Excerpted data —
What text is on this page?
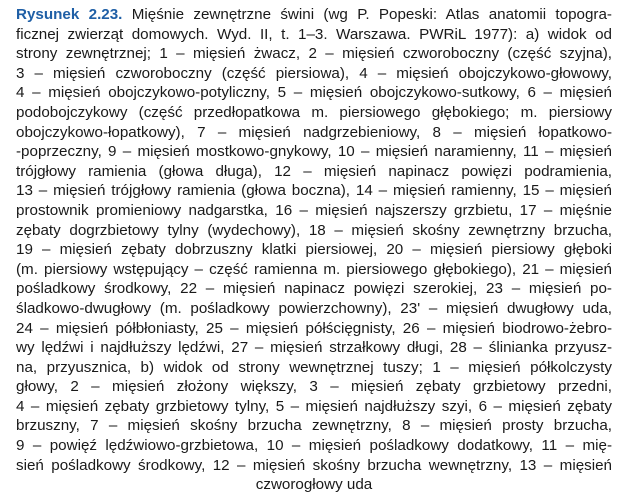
Rysunek 2.23. Mięśnie zewnętrzne świni (wg P. Popeski: Atlas anatomii topogra-
ficznej zwierząt domowych. Wyd. II, t. 1–3. Warszawa. PWRiL 1977): a) widok od
strony zewnętrznej; 1 – mięsień żwacz, 2 – mięsień czworoboczny (część szyjna),
3 – mięsień czworoboczny (część piersiowa), 4 – mięsień obojczykowo-głowowy,
4 – mięsień obojczykowo-potyliczny, 5 – mięsień obojczykowo-sutkowy, 6 – mięsień
podobojczykowy (część przedłopatkowa m. piersiowego głębokiego; m. piersiowy
obojczykowo-łopatkowy), 7 – mięsień nadgrzebieniowy, 8 – mięsień łopatkowo-
-poprzeczny, 9 – mięsień mostkowo-gnykowy, 10 – mięsień naramienny, 11 – mięsień
trójgłowy ramienia (głowa długa), 12 – mięsień napinacz powięzi podramienia,
13 – mięsień trójgłowy ramienia (głowa boczna), 14 – mięsień ramienny, 15 – mięsień
prostownik promieniowy nadgarstka, 16 – mięsień najszerszy grzbietu, 17 – mięśnie
zębaty dogrzbietowy tylny (wydechowy), 18 – mięsień skośny zewnętrzny brzucha,
19 – mięsień zębaty dobrzuszny klatki piersiowej, 20 – mięsień piersiowy głęboki
(m. piersiowy wstępujący – część ramienna m. piersiowego głębokiego), 21 – mięsień
pośladkowy środkowy, 22 – mięsień napinacz powięzi szerokiej, 23 – mięsień po-
śladkowo-dwugłowy (m. pośladkowy powierzchowny), 23' – mięsień dwugłowy uda,
24 – mięsień półbłoniasty, 25 – mięsień półścięgnisty, 26 – mięsień biodrowo-żebro-
wy lędźwi i najdłuższy lędźwi, 27 – mięsień strzałkowy długi, 28 – ślinianka przyusz-
na, przyusznica, b) widok od strony wewnętrznej tuszy; 1 – mięsień półkolczysty
głowy, 2 – mięsień złożony większy, 3 – mięsień zębaty grzbietowy przedni,
4 – mięsień zębaty grzbietowy tylny, 5 – mięsień najdłuższy szyi, 6 – mięsień zębaty
brzuszny, 7 – mięsień skośny brzucha zewnętrzny, 8 – mięsień prosty brzucha,
9 – powięź lędźwiowo-grzbietowa, 10 – mięsień pośladkowy dodatkowy, 11 – mię-
sień pośladkowy środkowy, 12 – mięsień skośny brzucha wewnętrzny, 13 – mięsień
czworogłowy uda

Work instructions — Reproduce each entry verbatim, excluding any embedded images.

Response —
What text is on this page?
Rysunek 2.23. Mięśnie zewnętrzne świni (wg P. Popeski: Atlas anatomii topogra-
ficznej zwierząt domowych. Wyd. II, t. 1–3. Warszawa. PWRiL 1977): a) widok od
strony zewnętrznej; 1 – mięsień żwacz, 2 – mięsień czworoboczny (część szyjna),
3 – mięsień czworoboczny (część piersiowa), 4 – mięsień obojczykowo-głowowy,
4 – mięsień obojczykowo-potyliczny, 5 – mięsień obojczykowo-sutkowy, 6 – mięsień
podobojczykowy (część przedłopatkowa m. piersiowego głębokiego; m. piersiowy
obojczykowo-łopatkowy), 7 – mięsień nadgrzebieniowy, 8 – mięsień łopatkowo-
-poprzeczny, 9 – mięsień mostkowo-gnykowy, 10 – mięsień naramienny, 11 – mięsień
trójgłowy ramienia (głowa długa), 12 – mięsień napinacz powięzi podramienia,
13 – mięsień trójgłowy ramienia (głowa boczna), 14 – mięsień ramienny, 15 – mięsień
prostownik promieniowy nadgarstka, 16 – mięsień najszerszy grzbietu, 17 – mięśnie
zębaty dogrzbietowy tylny (wydechowy), 18 – mięsień skośny zewnętrzny brzucha,
19 – mięsień zębaty dobrzuszny klatki piersiowej, 20 – mięsień piersiowy głęboki
(m. piersiowy wstępujący – część ramienna m. piersiowego głębokiego), 21 – mięsień
pośladkowy środkowy, 22 – mięsień napinacz powięzi szerokiej, 23 – mięsień po-
śladkowo-dwugłowy (m. pośladkowy powierzchowny), 23' – mięsień dwugłowy uda,
24 – mięsień półbłoniasty, 25 – mięsień półścięgnisty, 26 – mięsień biodrowo-żebro-
wy lędźwi i najdłuższy lędźwi, 27 – mięsień strzałkowy długi, 28 – ślinianka przyusz-
na, przyusznica, b) widok od strony wewnętrznej tuszy; 1 – mięsień półkolczysty
głowy, 2 – mięsień złożony większy, 3 – mięsień zębaty grzbietowy przedni,
4 – mięsień zębaty grzbietowy tylny, 5 – mięsień najdłuższy szyi, 6 – mięsień zębaty
brzuszny, 7 – mięsień skośny brzucha zewnętrzny, 8 – mięsień prosty brzucha,
9 – powięź lędźwiowo-grzbietowa, 10 – mięsień pośladkowy dodatkowy, 11 – mię-
sień pośladkowy środkowy, 12 – mięsień skośny brzucha wewnętrzny, 13 – mięsień
czworogłowy uda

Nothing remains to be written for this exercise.